Exercise material ▸
────────────────────────────────────────
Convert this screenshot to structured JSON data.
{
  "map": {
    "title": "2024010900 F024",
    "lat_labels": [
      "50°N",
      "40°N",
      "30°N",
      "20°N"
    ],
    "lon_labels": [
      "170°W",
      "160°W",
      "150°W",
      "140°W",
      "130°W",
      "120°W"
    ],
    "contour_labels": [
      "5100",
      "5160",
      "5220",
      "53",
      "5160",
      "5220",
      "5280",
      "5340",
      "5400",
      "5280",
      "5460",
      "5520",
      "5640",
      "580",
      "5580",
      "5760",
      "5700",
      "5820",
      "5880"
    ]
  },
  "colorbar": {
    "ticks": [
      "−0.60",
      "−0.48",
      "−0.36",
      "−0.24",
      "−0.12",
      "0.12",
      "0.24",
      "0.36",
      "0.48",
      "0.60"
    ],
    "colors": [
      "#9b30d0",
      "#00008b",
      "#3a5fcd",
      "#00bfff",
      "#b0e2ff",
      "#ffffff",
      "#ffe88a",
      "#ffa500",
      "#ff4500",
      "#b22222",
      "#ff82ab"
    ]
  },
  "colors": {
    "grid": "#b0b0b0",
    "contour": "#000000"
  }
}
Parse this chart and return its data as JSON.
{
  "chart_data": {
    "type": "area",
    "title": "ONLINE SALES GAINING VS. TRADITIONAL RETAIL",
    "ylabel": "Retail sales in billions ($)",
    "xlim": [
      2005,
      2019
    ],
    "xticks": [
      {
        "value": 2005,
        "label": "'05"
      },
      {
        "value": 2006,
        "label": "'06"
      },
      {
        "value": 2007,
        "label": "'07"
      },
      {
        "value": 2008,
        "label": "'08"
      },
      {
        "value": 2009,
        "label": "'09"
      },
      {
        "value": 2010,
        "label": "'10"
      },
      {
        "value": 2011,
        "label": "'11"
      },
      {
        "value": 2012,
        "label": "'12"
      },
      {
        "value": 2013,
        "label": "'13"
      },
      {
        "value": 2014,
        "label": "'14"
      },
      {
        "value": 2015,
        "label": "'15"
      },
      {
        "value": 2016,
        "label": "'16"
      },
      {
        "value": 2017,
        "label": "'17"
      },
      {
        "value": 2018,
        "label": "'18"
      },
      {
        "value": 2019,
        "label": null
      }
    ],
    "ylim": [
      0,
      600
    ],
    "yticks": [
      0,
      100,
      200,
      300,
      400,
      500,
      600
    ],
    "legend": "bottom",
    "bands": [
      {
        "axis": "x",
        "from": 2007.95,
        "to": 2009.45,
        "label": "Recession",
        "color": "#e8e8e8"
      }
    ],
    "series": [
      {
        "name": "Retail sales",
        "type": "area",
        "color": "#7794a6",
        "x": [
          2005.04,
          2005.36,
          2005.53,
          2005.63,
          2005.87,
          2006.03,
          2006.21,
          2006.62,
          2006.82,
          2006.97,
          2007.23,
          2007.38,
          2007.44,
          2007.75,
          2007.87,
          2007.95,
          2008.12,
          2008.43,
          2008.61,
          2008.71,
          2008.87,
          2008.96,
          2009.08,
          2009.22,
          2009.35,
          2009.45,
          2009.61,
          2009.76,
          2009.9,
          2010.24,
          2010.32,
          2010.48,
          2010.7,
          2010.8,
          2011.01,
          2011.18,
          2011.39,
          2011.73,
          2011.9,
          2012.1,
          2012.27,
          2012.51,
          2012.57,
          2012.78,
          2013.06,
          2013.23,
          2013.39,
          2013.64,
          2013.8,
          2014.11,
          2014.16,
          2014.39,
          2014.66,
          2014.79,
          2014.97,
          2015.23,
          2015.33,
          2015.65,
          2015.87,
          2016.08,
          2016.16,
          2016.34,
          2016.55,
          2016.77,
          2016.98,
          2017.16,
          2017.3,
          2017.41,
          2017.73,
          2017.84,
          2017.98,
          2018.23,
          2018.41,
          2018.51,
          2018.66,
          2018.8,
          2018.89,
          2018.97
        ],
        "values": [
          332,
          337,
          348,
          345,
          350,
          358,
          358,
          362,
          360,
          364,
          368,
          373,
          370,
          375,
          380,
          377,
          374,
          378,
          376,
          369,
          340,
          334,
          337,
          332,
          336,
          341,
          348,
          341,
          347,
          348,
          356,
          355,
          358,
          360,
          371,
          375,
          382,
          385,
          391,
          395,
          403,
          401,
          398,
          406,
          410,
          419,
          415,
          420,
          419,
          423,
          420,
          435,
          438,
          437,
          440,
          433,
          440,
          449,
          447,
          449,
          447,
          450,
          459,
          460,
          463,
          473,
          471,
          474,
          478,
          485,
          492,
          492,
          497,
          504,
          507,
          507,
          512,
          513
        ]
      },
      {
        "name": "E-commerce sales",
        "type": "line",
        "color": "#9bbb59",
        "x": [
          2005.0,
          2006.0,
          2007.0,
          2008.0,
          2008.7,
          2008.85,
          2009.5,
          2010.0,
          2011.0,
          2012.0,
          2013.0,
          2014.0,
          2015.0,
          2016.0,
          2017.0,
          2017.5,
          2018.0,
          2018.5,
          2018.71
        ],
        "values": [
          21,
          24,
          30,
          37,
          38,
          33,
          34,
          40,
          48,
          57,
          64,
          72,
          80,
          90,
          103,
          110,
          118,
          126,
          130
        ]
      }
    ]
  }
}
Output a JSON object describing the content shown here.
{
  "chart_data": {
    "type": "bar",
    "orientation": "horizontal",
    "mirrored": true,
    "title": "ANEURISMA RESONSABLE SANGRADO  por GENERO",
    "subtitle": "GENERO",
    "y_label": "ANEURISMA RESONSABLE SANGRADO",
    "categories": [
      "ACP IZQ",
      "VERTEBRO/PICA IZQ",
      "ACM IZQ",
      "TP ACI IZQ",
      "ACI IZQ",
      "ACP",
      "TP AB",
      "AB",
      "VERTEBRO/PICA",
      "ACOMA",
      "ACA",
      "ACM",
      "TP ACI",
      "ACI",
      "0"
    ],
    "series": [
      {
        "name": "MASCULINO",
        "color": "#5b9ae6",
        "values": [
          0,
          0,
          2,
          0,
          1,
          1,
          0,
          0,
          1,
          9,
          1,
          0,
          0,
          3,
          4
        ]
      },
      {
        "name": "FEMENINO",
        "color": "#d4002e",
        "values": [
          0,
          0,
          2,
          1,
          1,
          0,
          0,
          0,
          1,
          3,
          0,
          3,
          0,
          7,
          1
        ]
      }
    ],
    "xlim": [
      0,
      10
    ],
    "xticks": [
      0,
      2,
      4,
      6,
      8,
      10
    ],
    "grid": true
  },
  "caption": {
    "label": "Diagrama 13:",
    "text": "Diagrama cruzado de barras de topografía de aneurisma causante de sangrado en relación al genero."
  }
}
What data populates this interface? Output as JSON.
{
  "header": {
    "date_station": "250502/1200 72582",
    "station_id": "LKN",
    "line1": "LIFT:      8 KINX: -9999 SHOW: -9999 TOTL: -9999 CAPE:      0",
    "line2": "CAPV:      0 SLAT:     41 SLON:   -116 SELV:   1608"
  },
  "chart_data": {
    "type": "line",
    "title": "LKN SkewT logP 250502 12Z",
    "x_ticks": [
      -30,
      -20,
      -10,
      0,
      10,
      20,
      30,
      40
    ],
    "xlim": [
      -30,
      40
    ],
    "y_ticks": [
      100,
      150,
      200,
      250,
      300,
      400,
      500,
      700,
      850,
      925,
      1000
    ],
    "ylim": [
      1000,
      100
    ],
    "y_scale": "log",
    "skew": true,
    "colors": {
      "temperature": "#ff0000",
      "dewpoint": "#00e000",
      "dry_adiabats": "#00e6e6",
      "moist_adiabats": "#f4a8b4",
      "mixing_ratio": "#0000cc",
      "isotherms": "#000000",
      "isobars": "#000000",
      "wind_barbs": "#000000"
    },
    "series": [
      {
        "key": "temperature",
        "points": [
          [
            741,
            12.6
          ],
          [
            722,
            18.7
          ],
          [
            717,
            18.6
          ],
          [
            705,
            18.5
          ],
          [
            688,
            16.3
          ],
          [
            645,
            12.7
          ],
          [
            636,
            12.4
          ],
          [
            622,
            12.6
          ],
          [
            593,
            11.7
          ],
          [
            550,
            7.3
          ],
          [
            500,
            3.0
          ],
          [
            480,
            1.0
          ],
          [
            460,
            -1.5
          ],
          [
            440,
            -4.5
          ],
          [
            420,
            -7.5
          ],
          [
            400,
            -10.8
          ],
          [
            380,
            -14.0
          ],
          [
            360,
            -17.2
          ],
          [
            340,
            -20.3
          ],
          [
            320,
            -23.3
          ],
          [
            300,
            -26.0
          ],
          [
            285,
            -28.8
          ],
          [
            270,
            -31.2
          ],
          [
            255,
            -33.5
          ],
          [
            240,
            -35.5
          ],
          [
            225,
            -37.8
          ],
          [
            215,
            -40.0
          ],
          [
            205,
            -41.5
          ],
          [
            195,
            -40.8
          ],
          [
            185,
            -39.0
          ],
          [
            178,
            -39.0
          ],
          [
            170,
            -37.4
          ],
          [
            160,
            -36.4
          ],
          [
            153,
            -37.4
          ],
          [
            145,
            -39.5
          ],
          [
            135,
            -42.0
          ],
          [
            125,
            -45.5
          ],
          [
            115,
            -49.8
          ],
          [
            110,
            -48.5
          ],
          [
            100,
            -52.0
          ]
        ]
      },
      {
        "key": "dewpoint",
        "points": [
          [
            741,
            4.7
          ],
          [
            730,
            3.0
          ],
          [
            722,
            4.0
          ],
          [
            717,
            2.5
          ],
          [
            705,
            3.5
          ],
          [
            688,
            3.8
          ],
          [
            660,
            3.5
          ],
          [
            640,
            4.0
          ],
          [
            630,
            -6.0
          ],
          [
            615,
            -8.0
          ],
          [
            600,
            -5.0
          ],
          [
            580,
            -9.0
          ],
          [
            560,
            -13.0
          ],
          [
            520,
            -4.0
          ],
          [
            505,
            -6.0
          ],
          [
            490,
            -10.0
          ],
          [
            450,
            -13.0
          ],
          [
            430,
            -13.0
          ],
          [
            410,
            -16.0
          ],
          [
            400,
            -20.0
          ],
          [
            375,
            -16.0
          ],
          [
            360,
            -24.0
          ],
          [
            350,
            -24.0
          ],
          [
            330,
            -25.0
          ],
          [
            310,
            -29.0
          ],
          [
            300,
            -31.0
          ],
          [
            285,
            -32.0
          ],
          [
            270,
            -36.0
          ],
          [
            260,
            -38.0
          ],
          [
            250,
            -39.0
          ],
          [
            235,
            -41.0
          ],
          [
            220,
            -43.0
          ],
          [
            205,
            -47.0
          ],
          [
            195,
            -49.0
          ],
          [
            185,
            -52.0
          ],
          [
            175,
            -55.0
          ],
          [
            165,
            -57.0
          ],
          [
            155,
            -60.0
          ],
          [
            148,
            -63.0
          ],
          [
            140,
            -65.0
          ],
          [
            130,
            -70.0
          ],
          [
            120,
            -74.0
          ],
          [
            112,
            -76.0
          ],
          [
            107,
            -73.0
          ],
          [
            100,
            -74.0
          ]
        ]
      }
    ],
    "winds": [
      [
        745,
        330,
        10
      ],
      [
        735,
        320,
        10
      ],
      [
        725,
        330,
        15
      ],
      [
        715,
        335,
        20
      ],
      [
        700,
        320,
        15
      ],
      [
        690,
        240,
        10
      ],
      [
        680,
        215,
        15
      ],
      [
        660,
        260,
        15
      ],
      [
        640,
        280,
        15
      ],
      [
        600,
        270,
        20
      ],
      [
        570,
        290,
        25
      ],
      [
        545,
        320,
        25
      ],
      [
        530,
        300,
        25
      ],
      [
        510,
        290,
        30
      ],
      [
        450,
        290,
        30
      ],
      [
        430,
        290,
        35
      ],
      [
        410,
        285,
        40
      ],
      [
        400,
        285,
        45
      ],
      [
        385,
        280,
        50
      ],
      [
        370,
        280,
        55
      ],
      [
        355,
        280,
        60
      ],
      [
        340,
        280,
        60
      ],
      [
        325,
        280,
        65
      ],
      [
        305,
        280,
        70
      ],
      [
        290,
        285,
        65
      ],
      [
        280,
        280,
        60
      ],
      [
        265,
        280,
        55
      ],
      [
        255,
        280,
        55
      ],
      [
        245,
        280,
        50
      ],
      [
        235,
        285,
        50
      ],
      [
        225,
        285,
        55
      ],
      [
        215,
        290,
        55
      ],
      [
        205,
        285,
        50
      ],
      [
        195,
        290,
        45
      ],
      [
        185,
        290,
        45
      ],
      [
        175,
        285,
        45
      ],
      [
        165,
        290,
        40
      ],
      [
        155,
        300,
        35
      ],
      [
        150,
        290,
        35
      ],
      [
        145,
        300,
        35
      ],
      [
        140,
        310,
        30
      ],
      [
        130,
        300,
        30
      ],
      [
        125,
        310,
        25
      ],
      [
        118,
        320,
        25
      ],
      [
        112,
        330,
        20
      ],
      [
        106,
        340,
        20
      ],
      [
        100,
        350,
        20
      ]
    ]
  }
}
────────────────────────────────────────
Your goal ▸ Of all the lines above, how many contain the word "type"? Answer with only the number.

Exercise solution ▸ 5